◆ DATA SUPPLIED
╔══

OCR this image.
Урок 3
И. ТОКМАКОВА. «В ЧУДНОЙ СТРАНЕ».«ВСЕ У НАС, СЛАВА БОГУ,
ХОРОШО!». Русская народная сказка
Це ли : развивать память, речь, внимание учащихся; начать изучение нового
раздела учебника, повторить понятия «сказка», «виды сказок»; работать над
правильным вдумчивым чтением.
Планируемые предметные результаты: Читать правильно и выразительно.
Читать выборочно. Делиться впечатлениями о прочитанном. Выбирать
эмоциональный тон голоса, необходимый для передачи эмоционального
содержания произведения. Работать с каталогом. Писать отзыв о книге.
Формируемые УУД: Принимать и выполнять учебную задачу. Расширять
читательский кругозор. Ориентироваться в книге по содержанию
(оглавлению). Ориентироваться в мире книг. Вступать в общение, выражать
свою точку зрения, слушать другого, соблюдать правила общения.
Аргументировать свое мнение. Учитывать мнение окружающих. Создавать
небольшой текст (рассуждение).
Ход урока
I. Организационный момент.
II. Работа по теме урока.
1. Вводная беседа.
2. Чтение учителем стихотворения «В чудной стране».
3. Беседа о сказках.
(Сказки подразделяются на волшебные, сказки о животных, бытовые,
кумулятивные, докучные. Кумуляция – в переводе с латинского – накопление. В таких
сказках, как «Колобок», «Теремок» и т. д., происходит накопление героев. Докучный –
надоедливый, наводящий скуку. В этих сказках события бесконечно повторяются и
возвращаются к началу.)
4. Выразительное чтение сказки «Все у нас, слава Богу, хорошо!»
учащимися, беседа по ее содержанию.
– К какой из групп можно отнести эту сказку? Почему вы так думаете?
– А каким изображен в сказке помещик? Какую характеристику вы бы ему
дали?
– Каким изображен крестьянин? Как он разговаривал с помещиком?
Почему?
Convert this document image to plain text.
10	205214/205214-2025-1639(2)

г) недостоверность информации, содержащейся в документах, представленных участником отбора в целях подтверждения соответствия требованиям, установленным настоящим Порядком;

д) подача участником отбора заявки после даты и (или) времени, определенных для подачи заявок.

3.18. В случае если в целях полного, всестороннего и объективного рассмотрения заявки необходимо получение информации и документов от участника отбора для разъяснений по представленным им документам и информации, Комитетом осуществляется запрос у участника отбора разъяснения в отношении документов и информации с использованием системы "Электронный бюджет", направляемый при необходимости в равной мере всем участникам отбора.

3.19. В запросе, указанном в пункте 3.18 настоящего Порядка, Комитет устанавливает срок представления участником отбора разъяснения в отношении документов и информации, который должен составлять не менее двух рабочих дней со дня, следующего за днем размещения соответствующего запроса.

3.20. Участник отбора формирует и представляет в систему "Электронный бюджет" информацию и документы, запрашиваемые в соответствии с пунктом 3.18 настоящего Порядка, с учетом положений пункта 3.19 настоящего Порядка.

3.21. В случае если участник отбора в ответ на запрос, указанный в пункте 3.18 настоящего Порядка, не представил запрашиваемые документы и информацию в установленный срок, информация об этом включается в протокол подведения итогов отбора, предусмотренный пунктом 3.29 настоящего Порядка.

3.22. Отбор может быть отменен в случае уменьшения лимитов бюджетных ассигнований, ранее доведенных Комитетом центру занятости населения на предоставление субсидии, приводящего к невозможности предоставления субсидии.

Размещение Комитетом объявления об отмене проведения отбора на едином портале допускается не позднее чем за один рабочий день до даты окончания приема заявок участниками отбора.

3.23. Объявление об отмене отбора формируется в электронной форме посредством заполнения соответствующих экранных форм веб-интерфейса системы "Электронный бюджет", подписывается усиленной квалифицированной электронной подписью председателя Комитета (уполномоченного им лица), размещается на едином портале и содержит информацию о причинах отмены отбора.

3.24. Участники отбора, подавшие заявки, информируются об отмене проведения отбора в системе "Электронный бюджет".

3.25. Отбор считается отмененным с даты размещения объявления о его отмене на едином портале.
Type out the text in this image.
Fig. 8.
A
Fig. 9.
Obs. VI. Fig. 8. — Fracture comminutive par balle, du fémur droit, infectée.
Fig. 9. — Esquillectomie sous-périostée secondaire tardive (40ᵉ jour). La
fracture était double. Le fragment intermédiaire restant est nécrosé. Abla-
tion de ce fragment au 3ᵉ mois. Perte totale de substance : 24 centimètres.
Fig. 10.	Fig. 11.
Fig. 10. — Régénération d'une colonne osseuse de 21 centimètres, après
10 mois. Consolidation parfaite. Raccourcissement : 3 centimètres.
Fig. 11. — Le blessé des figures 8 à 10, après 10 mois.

╚══

◆ GIVEN TASK
Reproduce nothing but the lines from the line containing "Type out the text in this image." to the last line of the data, each exactly as written.

◆ SOLVED EXERCISE
Type out the text in this image.
Fig. 8.
A
Fig. 9.
Obs. VI. Fig. 8. — Fracture comminutive par balle, du fémur droit, infectée.
Fig. 9. — Esquillectomie sous-périostée secondaire tardive (40ᵉ jour). La
fracture était double. Le fragment intermédiaire restant est nécrosé. Abla-
tion de ce fragment au 3ᵉ mois. Perte totale de substance : 24 centimètres.
Fig. 10.	Fig. 11.
Fig. 10. — Régénération d'une colonne osseuse de 21 centimètres, après
10 mois. Consolidation parfaite. Raccourcissement : 3 centimètres.
Fig. 11. — Le blessé des figures 8 à 10, après 10 mois.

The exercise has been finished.